*RECORDED DATA*:
========

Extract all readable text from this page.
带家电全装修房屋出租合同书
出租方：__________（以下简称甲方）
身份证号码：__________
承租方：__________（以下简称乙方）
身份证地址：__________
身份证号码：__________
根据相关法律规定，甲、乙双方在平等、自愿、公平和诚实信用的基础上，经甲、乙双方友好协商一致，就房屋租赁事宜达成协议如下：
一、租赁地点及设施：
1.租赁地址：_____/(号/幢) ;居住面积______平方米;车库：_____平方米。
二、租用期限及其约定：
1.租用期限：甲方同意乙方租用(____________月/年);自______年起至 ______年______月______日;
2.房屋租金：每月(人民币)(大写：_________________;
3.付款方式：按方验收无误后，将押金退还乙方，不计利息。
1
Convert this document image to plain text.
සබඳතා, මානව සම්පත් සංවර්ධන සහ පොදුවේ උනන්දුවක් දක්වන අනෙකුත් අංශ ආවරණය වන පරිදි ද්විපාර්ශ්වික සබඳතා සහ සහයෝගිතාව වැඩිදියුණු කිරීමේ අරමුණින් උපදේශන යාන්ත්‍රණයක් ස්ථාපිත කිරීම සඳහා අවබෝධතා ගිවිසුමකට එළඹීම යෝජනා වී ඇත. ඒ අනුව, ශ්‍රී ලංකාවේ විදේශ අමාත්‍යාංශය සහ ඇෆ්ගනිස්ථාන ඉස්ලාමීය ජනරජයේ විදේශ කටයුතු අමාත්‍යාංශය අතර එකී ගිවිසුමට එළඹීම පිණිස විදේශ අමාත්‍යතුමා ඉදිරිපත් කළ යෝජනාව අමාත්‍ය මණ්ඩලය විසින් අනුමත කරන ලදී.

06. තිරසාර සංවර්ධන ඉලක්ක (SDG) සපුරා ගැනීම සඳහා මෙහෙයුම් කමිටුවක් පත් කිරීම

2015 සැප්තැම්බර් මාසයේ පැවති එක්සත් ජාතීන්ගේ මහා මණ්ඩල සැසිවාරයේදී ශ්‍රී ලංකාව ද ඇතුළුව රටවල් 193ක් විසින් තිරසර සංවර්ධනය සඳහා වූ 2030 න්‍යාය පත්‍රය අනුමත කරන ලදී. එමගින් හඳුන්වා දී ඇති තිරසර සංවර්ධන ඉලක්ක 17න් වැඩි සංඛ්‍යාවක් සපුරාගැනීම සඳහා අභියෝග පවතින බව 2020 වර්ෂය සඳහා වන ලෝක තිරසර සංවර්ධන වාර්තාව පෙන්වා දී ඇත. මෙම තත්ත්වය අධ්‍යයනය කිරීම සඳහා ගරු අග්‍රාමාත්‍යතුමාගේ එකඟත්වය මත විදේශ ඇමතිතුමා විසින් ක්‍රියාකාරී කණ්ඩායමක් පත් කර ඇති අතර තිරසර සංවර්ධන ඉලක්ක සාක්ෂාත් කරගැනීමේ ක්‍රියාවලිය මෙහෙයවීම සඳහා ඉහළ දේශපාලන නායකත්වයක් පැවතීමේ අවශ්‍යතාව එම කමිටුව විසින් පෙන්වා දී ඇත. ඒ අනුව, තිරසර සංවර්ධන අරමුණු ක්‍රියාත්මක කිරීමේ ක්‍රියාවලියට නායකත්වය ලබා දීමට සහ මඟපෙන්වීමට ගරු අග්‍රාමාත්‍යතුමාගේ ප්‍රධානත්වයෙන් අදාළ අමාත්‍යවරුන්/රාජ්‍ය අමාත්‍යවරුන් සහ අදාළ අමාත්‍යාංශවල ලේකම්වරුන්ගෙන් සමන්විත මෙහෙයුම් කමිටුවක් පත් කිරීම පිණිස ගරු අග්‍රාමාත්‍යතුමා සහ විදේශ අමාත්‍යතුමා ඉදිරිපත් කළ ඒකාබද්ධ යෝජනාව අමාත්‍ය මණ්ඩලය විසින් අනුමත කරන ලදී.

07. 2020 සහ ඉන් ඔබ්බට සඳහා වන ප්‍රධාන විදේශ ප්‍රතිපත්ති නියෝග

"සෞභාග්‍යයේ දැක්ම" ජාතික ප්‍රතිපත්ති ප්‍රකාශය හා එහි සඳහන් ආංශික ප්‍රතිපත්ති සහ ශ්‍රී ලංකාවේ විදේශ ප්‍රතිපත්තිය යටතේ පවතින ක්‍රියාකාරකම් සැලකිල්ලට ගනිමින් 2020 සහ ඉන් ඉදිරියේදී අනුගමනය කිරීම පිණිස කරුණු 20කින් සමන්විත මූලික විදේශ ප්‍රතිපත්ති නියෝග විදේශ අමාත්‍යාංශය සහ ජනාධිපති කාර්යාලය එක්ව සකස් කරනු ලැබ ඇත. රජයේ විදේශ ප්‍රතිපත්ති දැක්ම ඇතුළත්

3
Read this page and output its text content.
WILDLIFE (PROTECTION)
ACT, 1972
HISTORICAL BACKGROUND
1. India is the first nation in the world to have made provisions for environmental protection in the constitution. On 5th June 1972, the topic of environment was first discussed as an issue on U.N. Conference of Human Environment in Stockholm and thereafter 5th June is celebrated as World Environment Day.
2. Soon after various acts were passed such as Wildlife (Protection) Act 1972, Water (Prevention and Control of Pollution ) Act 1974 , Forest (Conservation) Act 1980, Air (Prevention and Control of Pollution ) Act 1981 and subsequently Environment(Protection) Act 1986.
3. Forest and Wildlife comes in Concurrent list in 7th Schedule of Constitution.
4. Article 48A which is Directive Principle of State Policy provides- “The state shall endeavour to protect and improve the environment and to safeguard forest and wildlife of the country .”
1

========

*YOUR TASK*: From the records, copy every line that has the string "page" in it.

*SOLUTION TO THE PROBLEM*:
Extract all readable text from this page.
Read this page and output its text content.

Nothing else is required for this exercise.